**TASK STATEMENT**
Go through the material and pull out every line with the string "rate" in it.

** begin DATA ROWS **

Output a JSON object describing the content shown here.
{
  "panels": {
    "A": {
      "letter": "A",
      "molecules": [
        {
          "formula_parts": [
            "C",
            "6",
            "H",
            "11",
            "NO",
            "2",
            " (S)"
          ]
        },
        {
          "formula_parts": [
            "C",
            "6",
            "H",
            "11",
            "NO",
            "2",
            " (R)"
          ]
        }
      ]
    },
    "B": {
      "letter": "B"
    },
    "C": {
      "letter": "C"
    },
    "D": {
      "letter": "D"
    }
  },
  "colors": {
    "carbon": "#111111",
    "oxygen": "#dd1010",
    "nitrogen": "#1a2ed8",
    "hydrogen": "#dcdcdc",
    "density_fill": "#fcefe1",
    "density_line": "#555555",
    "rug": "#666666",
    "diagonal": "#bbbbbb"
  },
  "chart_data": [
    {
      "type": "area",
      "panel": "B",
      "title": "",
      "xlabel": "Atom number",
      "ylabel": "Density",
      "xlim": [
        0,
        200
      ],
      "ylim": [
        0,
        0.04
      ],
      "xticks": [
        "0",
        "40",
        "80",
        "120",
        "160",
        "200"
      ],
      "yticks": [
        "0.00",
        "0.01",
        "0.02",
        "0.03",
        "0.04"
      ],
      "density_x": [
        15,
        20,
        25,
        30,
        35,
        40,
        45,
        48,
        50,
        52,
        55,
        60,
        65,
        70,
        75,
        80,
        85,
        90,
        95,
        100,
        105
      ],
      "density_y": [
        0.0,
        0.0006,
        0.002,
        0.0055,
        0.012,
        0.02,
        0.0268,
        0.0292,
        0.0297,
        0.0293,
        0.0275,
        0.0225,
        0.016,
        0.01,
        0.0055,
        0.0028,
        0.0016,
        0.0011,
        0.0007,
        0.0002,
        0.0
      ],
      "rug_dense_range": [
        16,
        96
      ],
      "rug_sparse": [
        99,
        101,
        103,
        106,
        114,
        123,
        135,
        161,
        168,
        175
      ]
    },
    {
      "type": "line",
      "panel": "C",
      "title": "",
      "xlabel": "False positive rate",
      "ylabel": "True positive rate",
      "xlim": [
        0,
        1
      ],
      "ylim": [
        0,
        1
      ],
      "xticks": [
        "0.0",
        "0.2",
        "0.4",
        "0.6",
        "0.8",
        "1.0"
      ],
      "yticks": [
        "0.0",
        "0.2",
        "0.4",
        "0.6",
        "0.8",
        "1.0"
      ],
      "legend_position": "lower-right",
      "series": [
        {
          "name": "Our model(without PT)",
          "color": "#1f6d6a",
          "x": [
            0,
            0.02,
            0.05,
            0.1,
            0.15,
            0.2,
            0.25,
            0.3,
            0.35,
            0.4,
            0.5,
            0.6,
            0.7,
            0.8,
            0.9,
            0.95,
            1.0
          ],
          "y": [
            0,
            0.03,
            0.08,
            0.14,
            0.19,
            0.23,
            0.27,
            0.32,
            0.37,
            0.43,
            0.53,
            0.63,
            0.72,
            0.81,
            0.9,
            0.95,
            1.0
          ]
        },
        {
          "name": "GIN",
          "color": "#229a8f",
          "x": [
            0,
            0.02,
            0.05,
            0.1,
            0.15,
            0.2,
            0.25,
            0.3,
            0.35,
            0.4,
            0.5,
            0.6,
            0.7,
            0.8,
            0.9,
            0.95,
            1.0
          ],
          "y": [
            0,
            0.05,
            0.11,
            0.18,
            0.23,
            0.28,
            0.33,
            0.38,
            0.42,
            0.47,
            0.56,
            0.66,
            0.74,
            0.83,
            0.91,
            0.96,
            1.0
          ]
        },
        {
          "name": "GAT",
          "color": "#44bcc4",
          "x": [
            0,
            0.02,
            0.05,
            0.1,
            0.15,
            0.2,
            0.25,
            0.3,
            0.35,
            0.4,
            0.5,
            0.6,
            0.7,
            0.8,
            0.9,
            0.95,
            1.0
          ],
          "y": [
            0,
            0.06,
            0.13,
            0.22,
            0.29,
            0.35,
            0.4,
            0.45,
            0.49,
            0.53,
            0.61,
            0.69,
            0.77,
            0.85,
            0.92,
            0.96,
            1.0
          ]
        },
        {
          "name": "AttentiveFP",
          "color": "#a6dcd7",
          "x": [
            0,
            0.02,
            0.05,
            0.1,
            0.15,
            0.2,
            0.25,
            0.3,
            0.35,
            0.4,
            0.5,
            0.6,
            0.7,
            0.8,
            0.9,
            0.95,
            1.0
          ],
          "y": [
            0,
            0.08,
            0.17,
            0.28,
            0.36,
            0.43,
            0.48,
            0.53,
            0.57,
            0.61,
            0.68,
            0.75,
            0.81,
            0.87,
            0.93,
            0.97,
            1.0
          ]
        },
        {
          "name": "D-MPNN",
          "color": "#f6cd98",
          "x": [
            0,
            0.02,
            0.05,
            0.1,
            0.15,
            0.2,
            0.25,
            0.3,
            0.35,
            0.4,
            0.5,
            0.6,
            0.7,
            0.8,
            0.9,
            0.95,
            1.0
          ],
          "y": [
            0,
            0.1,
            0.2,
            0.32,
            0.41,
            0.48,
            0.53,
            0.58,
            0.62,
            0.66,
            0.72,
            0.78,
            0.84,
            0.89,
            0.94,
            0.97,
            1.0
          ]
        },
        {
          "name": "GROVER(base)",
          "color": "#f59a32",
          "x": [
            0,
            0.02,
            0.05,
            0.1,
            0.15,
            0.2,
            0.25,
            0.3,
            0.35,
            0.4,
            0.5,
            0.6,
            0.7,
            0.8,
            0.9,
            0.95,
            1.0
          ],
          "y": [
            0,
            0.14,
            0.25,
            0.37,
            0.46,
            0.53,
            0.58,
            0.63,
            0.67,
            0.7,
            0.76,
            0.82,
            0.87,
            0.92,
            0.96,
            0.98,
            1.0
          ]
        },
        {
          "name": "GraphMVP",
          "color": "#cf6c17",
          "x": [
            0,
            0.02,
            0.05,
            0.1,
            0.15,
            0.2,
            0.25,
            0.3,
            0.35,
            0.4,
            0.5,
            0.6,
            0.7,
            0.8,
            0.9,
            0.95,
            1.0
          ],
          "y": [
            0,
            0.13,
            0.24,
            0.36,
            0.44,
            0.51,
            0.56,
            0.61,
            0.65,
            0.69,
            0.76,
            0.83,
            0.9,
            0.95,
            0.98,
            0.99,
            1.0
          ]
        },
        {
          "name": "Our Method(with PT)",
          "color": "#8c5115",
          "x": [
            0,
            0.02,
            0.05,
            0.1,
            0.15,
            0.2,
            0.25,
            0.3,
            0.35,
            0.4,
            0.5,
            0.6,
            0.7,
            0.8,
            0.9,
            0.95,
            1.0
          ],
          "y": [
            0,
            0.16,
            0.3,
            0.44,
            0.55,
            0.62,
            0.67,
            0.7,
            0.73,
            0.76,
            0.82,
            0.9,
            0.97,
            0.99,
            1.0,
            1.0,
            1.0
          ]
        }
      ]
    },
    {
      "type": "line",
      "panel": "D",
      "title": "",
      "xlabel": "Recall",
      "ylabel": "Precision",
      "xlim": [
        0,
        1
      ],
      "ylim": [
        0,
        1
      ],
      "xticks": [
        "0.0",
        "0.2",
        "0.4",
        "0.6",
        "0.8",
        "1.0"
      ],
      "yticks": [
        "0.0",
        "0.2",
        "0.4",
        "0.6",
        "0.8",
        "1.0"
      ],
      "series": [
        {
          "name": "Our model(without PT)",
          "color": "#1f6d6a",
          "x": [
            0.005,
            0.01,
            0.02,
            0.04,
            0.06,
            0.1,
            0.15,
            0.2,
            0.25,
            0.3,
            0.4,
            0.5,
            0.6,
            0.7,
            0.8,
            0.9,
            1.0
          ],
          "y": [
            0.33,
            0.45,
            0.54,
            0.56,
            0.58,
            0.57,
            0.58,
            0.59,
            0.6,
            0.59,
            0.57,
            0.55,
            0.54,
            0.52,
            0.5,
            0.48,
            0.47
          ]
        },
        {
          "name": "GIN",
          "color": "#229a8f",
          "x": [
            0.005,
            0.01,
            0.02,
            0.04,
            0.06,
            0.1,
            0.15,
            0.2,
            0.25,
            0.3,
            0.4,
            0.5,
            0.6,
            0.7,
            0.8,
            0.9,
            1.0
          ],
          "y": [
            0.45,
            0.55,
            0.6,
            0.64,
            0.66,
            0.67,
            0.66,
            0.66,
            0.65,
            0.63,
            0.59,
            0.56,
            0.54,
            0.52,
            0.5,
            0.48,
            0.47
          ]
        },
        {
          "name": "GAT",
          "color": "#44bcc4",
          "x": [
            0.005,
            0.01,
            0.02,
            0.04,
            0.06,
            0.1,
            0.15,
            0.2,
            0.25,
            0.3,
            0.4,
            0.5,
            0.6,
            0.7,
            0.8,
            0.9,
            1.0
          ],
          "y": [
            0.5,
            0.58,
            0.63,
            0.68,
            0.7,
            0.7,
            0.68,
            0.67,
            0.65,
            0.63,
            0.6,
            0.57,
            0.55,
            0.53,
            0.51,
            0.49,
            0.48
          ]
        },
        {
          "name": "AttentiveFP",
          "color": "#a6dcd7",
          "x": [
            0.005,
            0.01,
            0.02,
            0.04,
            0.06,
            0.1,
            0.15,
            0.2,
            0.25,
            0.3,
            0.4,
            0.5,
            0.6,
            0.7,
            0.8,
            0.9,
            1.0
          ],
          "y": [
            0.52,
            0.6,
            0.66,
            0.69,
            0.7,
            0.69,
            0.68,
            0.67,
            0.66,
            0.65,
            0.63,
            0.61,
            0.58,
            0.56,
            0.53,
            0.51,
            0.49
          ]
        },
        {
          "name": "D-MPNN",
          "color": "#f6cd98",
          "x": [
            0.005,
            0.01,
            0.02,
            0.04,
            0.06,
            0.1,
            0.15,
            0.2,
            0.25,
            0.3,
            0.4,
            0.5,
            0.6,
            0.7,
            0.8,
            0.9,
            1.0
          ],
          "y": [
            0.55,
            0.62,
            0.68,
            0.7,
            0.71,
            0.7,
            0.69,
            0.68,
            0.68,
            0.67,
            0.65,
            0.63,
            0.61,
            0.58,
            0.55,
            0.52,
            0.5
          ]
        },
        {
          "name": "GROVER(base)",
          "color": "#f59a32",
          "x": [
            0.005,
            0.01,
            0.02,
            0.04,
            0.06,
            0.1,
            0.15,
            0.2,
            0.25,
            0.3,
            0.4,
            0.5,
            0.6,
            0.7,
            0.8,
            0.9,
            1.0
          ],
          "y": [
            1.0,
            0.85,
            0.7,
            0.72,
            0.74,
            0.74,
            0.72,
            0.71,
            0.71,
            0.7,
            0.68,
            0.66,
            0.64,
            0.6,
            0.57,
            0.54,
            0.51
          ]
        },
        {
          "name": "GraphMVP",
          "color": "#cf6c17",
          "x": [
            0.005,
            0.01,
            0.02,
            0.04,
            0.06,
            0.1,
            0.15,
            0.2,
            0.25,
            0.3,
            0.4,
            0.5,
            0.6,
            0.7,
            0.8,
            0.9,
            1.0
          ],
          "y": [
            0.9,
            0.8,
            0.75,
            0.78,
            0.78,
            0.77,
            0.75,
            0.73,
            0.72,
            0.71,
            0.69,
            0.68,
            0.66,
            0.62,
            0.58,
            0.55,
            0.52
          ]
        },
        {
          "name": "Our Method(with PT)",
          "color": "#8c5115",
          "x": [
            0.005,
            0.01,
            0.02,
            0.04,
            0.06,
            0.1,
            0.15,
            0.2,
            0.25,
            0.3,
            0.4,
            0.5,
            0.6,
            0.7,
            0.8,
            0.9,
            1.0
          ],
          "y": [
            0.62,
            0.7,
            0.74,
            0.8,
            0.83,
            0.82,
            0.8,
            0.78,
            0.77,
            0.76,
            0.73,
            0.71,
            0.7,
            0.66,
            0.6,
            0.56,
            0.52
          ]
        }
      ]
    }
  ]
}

** end DATA ROWS **

**RESULT BELOW**
      "xlabel": "False positive rate",
      "ylabel": "True positive rate",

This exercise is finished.